Data records

* Begin *

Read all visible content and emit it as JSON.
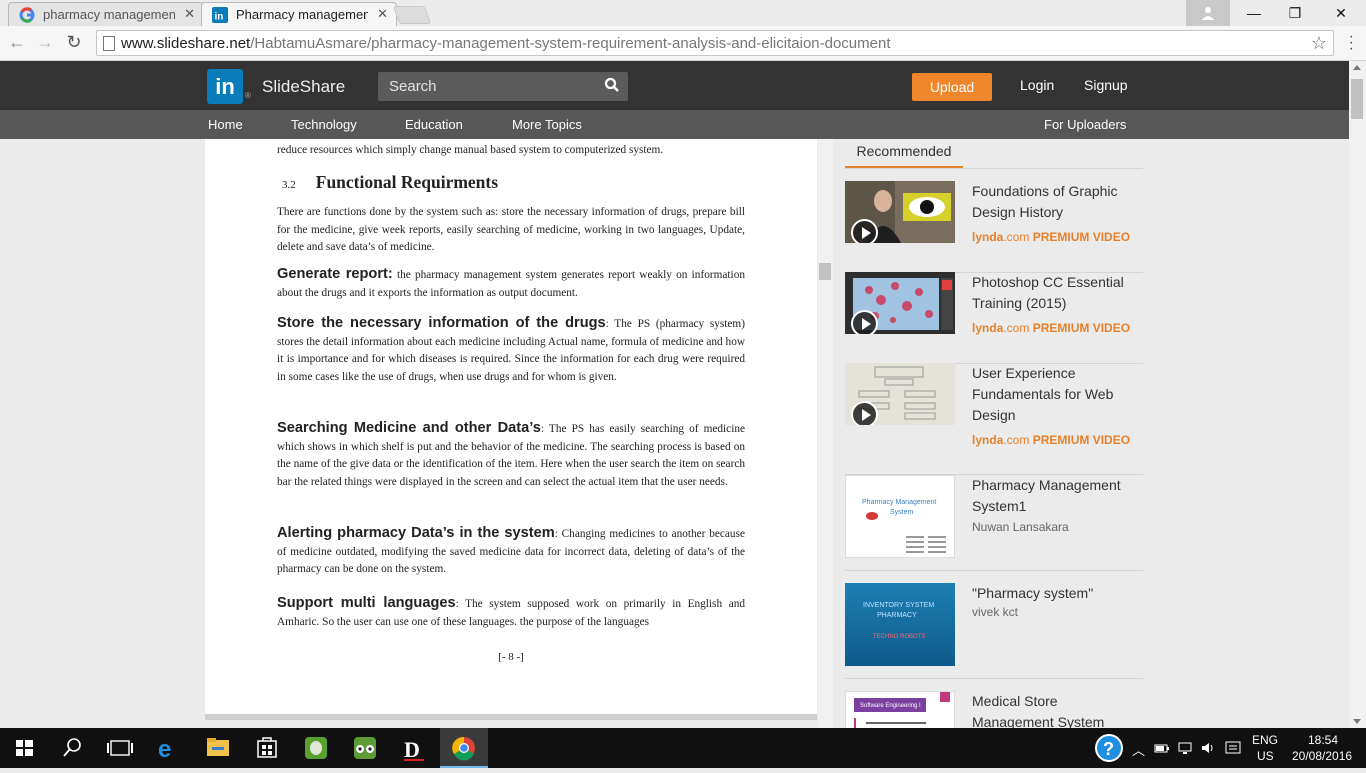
{
  "browser": {
    "tabs": [
      {
        "title": "pharmacy management sy",
        "active": false,
        "icon": "google-icon"
      },
      {
        "title": "Pharmacy management sy",
        "active": true,
        "icon": "linkedin-icon"
      }
    ],
    "url_host": "www.slideshare.net",
    "url_path": "/HabtamuAsmare/pharmacy-management-system-requirement-analysis-and-elicitaion-document"
  },
  "header": {
    "logo_text": "in",
    "brand": "SlideShare",
    "search_placeholder": "Search",
    "upload_label": "Upload",
    "login_label": "Login",
    "signup_label": "Signup",
    "accent_color": "#f0862b"
  },
  "subnav": {
    "home": "Home",
    "technology": "Technology",
    "education": "Education",
    "more_topics": "More Topics",
    "for_uploaders": "For Uploaders"
  },
  "document": {
    "top_line": "reduce resources which simply change manual based system to computerized system.",
    "section_num": "3.2",
    "section_title": "Functional Requirments",
    "intro": "There are functions done by the system such as: store the necessary information of drugs, prepare bill for the medicine, give week reports, easily searching of medicine, working in two languages, Update, delete and save data’s of medicine.",
    "items": [
      {
        "lead": "Generate report:",
        "text": " the pharmacy management system generates report weakly on information about the drugs and it exports the information as output document."
      },
      {
        "lead": "Store the necessary information of the drugs",
        "text": ": The PS (pharmacy system) stores the detail information about each medicine including Actual name, formula of medicine and how it is importance and for which diseases is required. Since the information for each drug were required in some cases like the use of drugs, when use drugs and for whom is given."
      },
      {
        "lead": "Searching Medicine and other Data’s",
        "text": ": The PS has easily searching of medicine which shows in which shelf is put and the behavior of the medicine. The searching process is based on the name of the give data or the identification of the item. Here when the user search the item on search bar the related things were displayed in the screen and can select the actual item that the user needs."
      },
      {
        "lead": "Alerting pharmacy Data’s in the system",
        "text": ": Changing medicines to another because of medicine outdated, modifying the saved medicine data for incorrect data, deleting of data’s of the pharmacy can be done on the system."
      },
      {
        "lead": "Support multi languages",
        "text": ": The system supposed work on primarily in English and Amharic. So the user can use one of these languages. the purpose of the languages"
      }
    ],
    "page_number": "[- 8 -]"
  },
  "sidebar": {
    "tab_label": "Recommended",
    "items": [
      {
        "title": "Foundations of Graphic Design History",
        "badge_brand": "lynda",
        "badge_dot": ".com",
        "badge_label": "PREMIUM VIDEO",
        "thumb": "video-presenter"
      },
      {
        "title": "Photoshop CC Essential Training (2015)",
        "badge_brand": "lynda",
        "badge_dot": ".com",
        "badge_label": "PREMIUM VIDEO",
        "thumb": "photoshop"
      },
      {
        "title": "User Experience Fundamentals for Web Design",
        "badge_brand": "lynda",
        "badge_dot": ".com",
        "badge_label": "PREMIUM VIDEO",
        "thumb": "wireframe"
      },
      {
        "title": "Pharmacy Management System1",
        "author": "Nuwan Lansakara",
        "thumb": "slide-white"
      },
      {
        "title": "\"Pharmacy system\"",
        "author": "vivek kct",
        "thumb": "slide-blue"
      },
      {
        "title": "Medical Store Management System Software",
        "thumb": "slide-pink"
      }
    ]
  },
  "taskbar": {
    "lang": "ENG",
    "region": "US",
    "time": "18:54",
    "date": "20/08/2016"
  }
}
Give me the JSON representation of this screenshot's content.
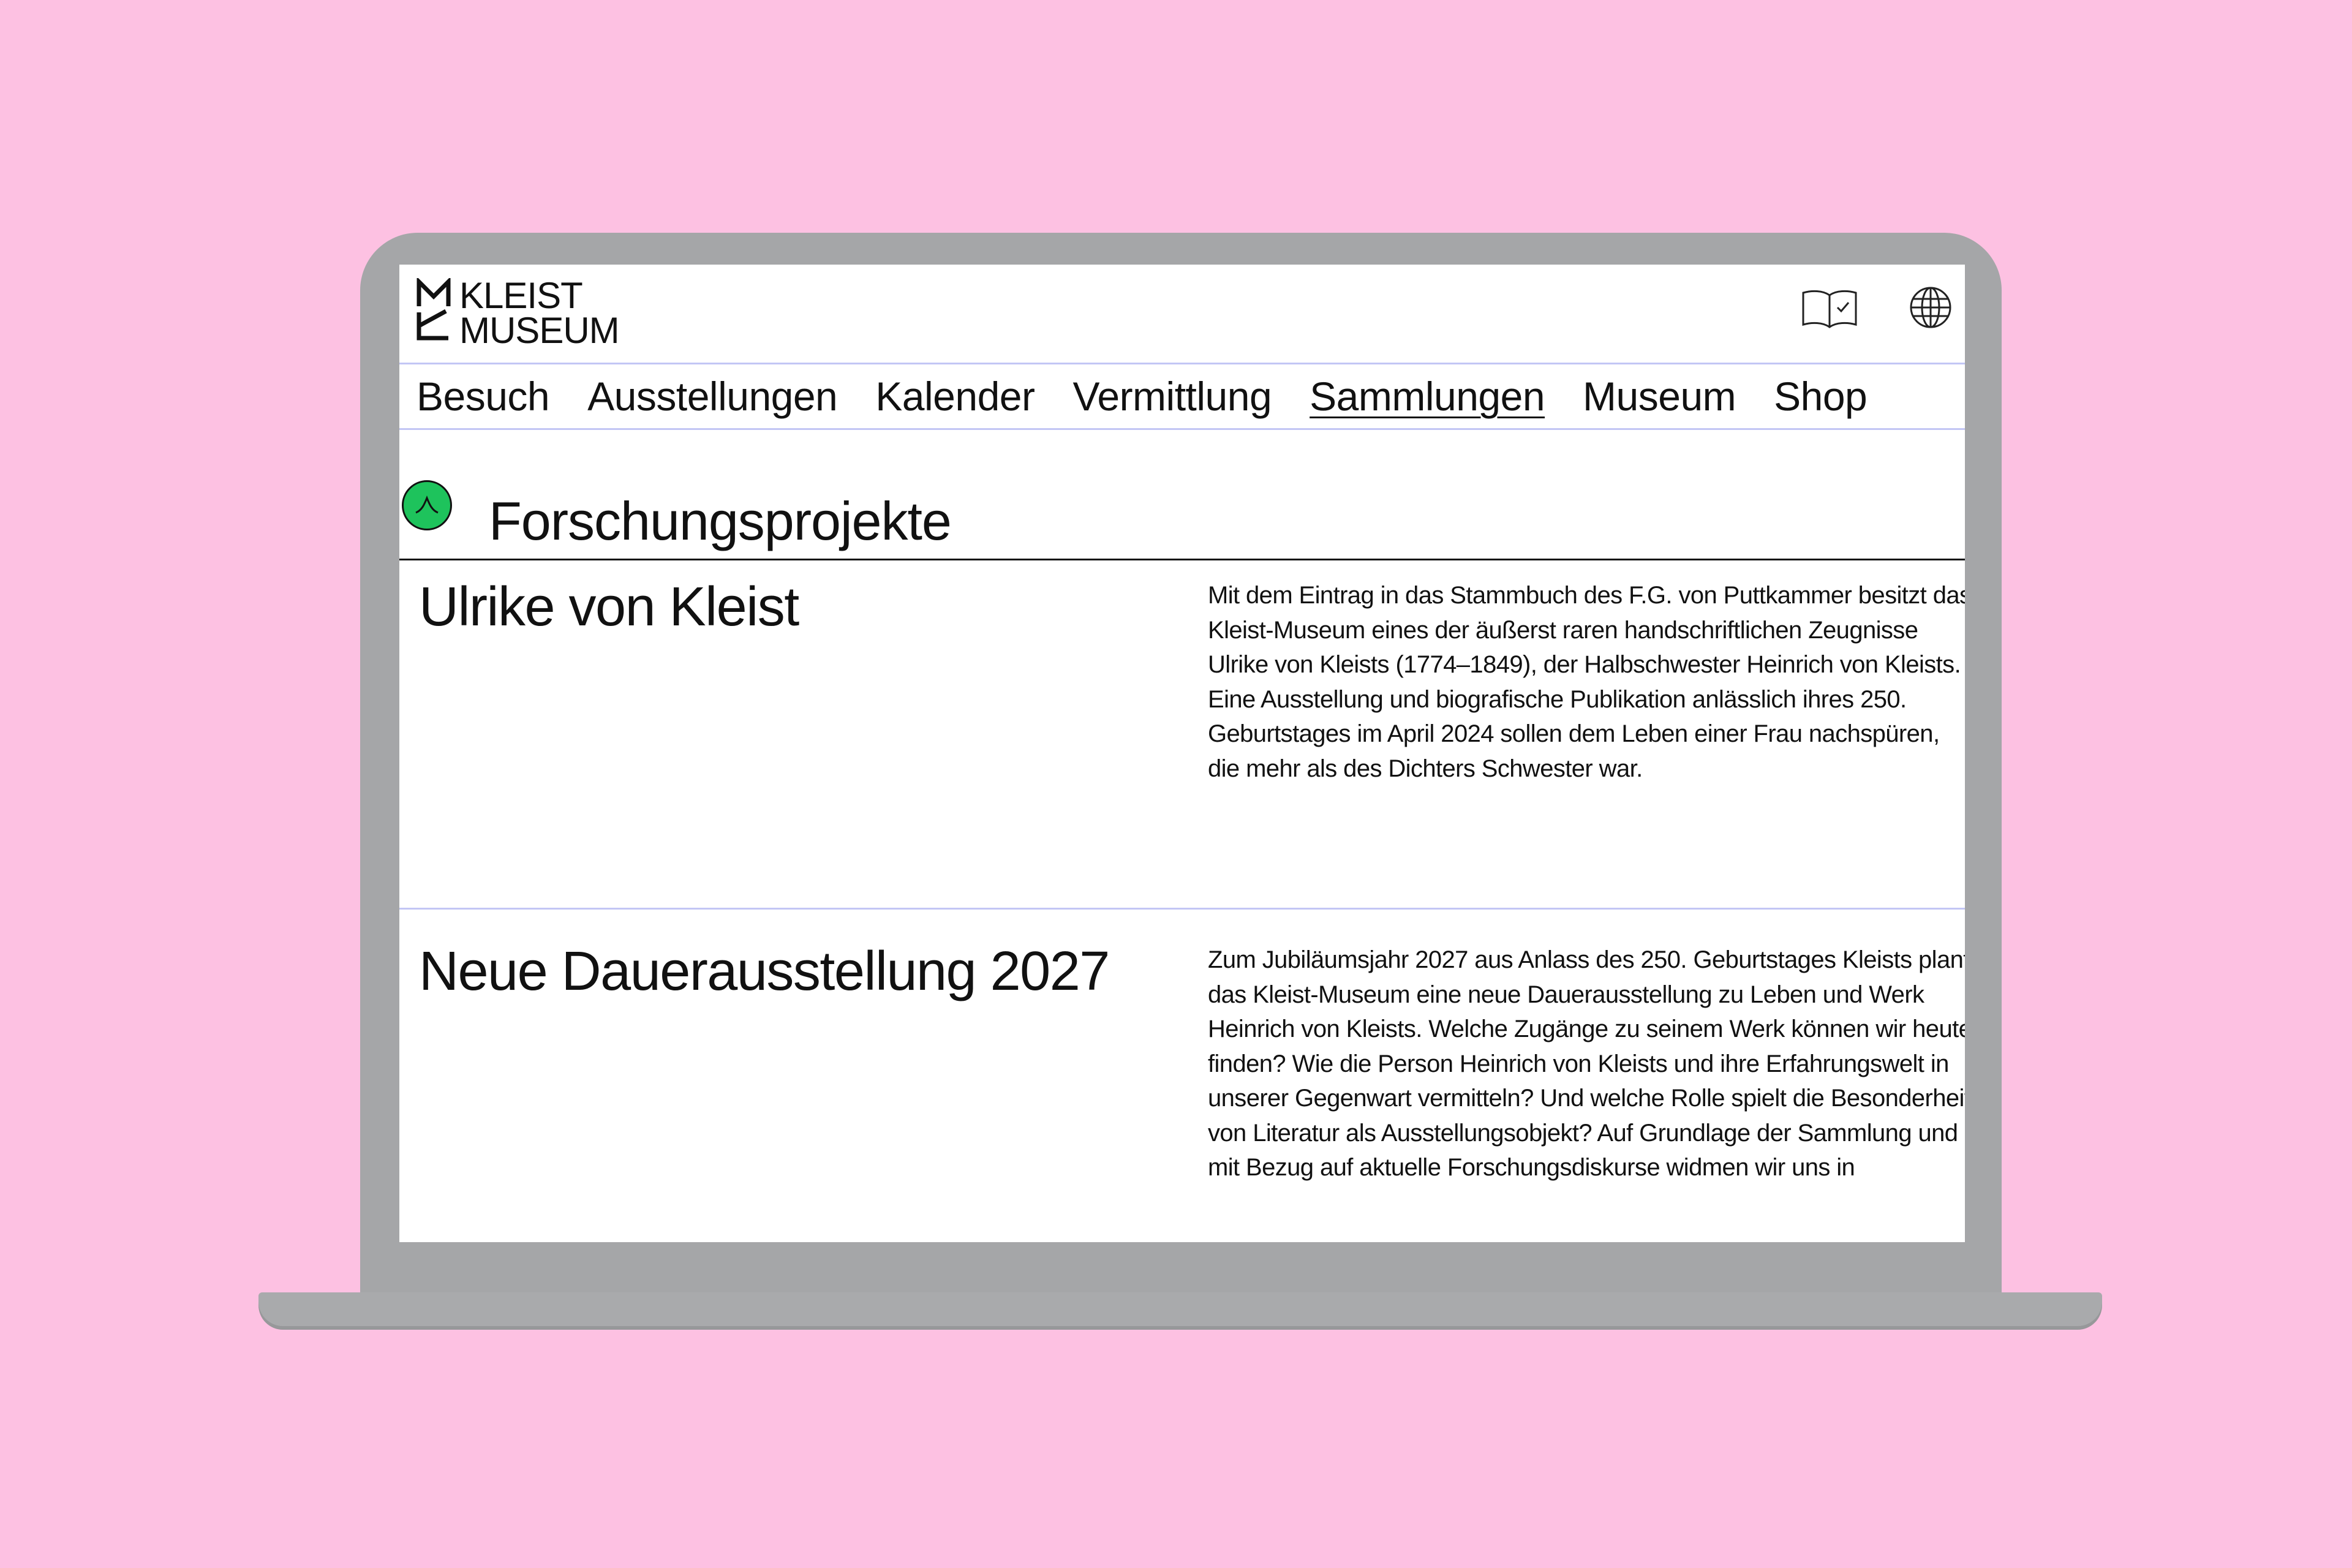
{
  "header": {
    "logo_line1": "KLEIST",
    "logo_line2": "MUSEUM",
    "icons": [
      "book-check-icon",
      "globe-icon"
    ]
  },
  "nav": {
    "items": [
      {
        "label": "Besuch"
      },
      {
        "label": "Ausstellungen"
      },
      {
        "label": "Kalender"
      },
      {
        "label": "Vermittlung"
      },
      {
        "label": "Sammlungen",
        "active": true
      },
      {
        "label": "Museum"
      },
      {
        "label": "Shop"
      }
    ]
  },
  "section": {
    "title": "Forschungsprojekte",
    "badge_icon": "arch-icon",
    "badge_color": "#1ec35c"
  },
  "projects": [
    {
      "title": "Ulrike von Kleist",
      "text": "Mit dem Eintrag in das Stammbuch des F.G. von Puttkammer besitzt das Kleist-Museum eines der äußerst raren handschriftlichen Zeugnisse Ulrike von Kleists (1774–1849), der Halbschwester Heinrich von Kleists. Eine Ausstellung und biografische Publikation anlässlich ihres 250. Geburtstages im April 2024 sollen dem Leben einer Frau nachspüren, die mehr als des Dichters Schwester war."
    },
    {
      "title": "Neue Dauerausstellung 2027",
      "text": "Zum Jubiläumsjahr 2027 aus Anlass des 250. Geburtstages Kleists plant das Kleist-Museum eine neue Dauerausstellung zu Leben und Werk Heinrich von Kleists. Welche Zugänge zu seinem Werk können wir heute finden? Wie die Person Heinrich von Kleists und ihre Erfahrungswelt in unserer Gegenwart vermitteln? Und welche Rolle spielt die Besonderheit von Literatur als Ausstellungsobjekt? Auf Grundlage der Sammlung und mit Bezug auf aktuelle Forschungsdiskurse widmen wir uns in"
    }
  ],
  "colors": {
    "background": "#fdc1e2",
    "laptop": "#a5a6a8",
    "divider": "#c3c6f5"
  }
}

* End *

TASK OBJECTIVE:
Using the records above, gather all lines where the string "based" is present.

RESPONSE:
    "top_line": "reduce resources which simply change manual based system to computerized system.",
        "text": ": The PS has easily searching of medicine which shows in which shelf is put and the behavior of the medicine. The searching process is based on the name of the give data or the identification of the item. Here when the user search the item on search bar the related things were displayed in the screen and can select the actual item that the user needs."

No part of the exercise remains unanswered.